[Dataset items]

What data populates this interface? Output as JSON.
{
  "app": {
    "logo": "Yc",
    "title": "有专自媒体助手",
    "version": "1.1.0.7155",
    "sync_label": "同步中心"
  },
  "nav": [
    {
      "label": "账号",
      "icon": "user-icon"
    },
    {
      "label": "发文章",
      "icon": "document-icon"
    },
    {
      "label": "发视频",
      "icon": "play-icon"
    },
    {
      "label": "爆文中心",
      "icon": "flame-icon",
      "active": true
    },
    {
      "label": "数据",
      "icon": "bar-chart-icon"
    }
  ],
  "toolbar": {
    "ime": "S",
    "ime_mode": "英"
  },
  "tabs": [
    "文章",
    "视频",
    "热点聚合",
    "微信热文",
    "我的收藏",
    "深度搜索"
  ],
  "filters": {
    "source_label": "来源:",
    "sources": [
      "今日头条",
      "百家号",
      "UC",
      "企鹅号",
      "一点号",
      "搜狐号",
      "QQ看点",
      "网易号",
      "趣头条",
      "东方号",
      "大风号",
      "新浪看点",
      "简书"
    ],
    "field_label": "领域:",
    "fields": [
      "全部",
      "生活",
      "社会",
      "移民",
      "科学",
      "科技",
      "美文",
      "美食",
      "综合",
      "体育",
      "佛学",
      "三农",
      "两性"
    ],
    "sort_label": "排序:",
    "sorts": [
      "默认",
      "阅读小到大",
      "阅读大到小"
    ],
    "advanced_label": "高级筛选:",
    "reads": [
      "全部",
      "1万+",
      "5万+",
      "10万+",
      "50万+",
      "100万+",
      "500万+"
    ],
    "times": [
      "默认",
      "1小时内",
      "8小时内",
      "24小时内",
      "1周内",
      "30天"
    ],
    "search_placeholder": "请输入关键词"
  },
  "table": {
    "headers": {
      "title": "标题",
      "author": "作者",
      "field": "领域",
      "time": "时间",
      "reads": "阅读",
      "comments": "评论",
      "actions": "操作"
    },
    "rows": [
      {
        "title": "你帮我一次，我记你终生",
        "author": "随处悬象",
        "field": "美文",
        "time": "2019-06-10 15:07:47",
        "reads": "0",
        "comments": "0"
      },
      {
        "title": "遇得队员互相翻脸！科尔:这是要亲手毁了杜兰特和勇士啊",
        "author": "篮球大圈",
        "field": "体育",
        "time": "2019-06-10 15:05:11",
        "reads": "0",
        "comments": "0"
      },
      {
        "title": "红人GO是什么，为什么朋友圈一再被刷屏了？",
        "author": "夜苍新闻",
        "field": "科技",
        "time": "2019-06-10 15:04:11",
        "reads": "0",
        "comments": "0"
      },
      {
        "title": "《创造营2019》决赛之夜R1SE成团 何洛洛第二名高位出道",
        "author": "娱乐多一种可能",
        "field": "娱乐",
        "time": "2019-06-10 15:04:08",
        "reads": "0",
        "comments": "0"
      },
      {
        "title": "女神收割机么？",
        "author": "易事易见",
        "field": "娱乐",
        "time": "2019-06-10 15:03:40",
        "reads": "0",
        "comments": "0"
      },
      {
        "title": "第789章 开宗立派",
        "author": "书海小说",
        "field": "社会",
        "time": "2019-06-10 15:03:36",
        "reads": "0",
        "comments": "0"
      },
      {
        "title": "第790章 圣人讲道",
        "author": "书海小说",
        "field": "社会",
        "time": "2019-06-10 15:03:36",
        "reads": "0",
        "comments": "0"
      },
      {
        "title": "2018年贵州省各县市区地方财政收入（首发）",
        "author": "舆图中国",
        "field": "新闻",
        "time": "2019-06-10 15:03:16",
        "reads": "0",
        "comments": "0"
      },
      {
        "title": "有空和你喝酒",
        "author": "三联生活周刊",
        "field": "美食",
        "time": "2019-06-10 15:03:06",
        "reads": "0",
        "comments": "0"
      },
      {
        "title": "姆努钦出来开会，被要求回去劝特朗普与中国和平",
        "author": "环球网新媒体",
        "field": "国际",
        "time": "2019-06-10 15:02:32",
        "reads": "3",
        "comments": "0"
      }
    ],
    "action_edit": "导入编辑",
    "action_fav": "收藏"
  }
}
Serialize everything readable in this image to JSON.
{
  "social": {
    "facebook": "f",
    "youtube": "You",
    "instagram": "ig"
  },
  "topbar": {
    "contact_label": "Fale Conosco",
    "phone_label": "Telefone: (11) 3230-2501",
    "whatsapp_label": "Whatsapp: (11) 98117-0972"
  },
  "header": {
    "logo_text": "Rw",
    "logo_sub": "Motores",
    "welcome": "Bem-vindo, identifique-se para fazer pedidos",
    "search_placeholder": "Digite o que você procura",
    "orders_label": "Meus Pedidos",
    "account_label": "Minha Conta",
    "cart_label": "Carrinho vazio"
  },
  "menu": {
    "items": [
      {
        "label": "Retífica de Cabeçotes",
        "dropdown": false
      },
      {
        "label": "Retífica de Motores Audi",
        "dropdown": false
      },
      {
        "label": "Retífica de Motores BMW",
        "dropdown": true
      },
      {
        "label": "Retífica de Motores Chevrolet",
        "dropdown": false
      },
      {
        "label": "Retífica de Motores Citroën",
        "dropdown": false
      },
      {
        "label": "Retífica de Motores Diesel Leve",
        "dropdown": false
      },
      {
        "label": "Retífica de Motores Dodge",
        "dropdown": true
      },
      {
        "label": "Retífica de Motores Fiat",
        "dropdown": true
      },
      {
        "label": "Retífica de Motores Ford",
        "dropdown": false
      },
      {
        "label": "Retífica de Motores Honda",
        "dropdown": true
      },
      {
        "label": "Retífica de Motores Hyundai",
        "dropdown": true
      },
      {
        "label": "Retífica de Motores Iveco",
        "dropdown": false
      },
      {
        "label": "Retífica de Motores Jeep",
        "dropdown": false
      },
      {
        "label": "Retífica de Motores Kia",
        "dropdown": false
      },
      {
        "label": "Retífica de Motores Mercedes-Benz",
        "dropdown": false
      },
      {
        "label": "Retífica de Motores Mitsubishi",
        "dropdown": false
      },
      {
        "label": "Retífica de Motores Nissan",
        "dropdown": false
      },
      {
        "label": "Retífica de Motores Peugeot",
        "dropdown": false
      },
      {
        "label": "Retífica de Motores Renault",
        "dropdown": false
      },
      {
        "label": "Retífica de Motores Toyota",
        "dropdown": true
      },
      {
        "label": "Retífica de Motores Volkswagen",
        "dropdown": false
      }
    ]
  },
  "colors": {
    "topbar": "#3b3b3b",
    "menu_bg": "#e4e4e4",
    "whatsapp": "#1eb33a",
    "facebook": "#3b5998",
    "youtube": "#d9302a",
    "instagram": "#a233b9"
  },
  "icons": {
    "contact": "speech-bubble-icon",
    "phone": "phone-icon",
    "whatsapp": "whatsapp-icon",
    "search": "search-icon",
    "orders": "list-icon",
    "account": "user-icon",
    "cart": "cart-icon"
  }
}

| EXERCISE TASK |
Copy out every line of the data that includes "author".

| SOLUTION TO THIS PROBLEM |
      "author": "作者",
        "author": "随处悬象",
        "author": "篮球大圈",
        "author": "夜苍新闻",
        "author": "娱乐多一种可能",
        "author": "易事易见",
        "author": "书海小说",
        "author": "书海小说",
        "author": "舆图中国",
        "author": "三联生活周刊",
        "author": "环球网新媒体",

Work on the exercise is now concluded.